Dataset rows about figures
━━━━━━━━━━━━━━━━━━━━━━━━━━━━━━

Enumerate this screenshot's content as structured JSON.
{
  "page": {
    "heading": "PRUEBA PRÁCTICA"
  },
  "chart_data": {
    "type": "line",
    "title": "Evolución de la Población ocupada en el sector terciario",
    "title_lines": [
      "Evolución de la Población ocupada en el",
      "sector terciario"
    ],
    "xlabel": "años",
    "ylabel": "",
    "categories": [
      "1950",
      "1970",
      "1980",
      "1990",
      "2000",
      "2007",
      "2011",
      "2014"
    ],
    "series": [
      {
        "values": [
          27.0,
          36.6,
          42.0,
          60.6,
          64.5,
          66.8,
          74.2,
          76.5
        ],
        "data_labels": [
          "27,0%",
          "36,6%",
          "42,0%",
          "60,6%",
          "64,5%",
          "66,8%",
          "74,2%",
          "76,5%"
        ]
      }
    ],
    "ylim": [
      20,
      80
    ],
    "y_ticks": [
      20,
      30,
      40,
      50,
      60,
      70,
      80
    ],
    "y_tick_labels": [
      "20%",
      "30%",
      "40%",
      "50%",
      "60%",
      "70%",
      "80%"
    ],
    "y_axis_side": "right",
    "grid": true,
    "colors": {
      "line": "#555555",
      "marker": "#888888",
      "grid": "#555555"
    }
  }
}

━━━━━━━━━━━━━━━━━━━━━━━━━━━━━━

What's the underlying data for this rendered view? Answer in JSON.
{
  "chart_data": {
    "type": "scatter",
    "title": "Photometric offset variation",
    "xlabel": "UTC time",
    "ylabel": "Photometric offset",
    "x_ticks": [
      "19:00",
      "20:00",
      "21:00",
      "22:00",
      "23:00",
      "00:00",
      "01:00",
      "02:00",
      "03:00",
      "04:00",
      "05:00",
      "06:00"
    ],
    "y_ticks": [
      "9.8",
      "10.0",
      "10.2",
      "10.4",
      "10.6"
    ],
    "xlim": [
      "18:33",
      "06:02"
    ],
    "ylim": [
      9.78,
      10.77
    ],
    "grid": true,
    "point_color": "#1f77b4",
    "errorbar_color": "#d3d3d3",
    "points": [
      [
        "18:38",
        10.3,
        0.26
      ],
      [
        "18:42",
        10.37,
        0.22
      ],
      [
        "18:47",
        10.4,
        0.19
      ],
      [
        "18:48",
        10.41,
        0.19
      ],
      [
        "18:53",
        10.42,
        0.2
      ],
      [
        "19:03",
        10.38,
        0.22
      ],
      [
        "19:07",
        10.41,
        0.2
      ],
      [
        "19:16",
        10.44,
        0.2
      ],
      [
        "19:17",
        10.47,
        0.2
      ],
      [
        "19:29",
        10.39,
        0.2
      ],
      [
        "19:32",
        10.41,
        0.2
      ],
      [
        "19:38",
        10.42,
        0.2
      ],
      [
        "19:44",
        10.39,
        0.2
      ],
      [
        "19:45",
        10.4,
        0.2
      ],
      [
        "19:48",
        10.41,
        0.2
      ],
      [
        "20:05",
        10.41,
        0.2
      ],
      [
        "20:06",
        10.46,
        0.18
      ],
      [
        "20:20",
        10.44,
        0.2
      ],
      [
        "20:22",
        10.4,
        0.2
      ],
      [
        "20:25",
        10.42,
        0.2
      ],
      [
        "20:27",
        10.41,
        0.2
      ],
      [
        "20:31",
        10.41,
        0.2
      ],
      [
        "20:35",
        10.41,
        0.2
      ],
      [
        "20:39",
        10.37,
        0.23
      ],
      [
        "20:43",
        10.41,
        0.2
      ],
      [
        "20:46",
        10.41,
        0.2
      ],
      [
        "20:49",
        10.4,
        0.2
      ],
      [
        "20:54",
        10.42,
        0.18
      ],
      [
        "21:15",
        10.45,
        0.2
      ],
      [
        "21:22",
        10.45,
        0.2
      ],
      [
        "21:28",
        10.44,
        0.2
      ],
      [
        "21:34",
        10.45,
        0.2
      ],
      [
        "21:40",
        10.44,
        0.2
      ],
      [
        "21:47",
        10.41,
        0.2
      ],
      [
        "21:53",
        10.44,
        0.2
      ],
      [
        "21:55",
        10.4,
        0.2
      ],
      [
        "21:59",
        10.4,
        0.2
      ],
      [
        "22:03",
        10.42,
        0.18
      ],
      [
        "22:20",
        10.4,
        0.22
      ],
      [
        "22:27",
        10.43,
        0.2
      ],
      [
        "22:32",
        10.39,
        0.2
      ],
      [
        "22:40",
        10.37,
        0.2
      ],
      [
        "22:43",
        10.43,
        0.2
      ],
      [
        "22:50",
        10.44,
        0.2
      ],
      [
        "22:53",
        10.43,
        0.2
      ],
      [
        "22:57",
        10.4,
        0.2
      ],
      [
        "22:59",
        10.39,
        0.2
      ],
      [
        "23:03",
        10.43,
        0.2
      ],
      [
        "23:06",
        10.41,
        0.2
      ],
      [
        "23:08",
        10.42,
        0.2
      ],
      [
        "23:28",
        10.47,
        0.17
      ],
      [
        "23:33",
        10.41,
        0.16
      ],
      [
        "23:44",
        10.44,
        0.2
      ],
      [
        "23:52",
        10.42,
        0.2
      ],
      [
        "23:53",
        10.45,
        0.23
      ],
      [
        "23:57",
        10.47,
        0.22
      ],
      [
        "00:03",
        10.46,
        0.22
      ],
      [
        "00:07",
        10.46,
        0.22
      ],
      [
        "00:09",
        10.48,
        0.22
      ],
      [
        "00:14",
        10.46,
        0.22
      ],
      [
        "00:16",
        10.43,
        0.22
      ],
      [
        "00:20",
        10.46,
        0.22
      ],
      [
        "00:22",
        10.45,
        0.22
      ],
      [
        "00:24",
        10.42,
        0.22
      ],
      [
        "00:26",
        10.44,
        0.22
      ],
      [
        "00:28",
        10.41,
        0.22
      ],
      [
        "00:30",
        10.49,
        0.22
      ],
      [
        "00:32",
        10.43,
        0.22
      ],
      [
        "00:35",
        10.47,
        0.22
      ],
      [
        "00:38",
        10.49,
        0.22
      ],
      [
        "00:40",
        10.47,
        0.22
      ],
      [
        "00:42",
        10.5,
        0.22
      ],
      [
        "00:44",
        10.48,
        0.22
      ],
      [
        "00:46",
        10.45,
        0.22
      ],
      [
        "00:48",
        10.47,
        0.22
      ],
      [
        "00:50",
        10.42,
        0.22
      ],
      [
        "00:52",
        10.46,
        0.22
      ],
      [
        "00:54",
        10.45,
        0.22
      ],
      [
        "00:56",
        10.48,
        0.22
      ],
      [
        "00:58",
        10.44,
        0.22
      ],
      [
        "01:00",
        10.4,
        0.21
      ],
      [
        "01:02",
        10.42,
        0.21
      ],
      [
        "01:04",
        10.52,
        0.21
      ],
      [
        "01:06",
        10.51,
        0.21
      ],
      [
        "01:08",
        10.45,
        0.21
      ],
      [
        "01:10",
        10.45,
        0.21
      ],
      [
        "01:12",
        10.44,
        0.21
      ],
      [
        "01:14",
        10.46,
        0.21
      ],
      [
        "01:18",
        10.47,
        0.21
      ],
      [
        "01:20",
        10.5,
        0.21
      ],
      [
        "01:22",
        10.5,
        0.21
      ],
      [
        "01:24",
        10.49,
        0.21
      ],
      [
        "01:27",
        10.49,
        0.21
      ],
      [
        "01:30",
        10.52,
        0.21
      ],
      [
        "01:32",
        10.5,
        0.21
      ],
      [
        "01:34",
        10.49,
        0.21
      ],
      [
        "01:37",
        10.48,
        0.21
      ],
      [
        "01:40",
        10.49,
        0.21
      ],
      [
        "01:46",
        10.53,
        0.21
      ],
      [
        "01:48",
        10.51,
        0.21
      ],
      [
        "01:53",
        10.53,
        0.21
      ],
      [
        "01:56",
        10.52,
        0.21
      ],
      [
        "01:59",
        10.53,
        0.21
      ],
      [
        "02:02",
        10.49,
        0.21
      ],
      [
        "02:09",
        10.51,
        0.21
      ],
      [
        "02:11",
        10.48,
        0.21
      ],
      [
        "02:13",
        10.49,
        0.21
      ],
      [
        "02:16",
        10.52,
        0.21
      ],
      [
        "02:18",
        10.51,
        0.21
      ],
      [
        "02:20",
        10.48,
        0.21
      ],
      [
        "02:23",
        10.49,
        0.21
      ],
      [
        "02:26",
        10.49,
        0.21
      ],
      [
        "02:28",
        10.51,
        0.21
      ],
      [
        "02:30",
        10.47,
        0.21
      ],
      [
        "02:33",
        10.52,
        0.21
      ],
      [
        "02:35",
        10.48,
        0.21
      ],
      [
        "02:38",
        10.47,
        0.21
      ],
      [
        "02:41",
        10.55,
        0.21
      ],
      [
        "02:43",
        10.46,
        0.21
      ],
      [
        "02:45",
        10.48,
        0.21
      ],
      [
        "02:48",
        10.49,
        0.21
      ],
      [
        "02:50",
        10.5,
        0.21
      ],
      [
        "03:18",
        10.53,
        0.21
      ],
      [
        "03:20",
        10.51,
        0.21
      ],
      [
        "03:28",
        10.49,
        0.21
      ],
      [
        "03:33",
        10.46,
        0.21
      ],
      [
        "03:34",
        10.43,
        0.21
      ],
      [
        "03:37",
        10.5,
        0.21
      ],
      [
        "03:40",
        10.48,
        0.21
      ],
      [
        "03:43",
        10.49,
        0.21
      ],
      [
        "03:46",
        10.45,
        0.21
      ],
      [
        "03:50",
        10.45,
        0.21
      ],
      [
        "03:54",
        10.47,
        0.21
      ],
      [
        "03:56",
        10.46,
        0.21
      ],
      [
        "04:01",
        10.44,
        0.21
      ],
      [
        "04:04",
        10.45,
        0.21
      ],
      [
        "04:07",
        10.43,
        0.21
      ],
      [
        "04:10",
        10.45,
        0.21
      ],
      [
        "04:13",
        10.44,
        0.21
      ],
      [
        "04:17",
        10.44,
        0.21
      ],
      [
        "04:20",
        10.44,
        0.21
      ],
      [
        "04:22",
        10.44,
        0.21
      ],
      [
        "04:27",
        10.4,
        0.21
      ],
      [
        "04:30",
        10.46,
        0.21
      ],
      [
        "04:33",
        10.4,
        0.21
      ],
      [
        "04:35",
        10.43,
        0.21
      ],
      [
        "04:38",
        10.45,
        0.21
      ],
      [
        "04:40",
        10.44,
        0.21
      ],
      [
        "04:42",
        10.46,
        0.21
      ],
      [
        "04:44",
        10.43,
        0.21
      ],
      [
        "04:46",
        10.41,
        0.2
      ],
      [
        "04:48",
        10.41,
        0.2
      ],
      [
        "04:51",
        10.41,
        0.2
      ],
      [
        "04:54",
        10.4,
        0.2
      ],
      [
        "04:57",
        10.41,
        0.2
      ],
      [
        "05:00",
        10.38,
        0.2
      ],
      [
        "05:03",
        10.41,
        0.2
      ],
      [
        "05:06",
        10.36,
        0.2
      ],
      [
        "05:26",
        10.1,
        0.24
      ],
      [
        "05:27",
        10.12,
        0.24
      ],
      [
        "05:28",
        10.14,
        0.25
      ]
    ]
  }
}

━━━━━━━━━━━━━━━━━━━━━━━━━━━━━━

WHAT YOU SHOULD DO> How many of the lines above include the string "ocupada"? Reply with the number by itself.

RESULT> 2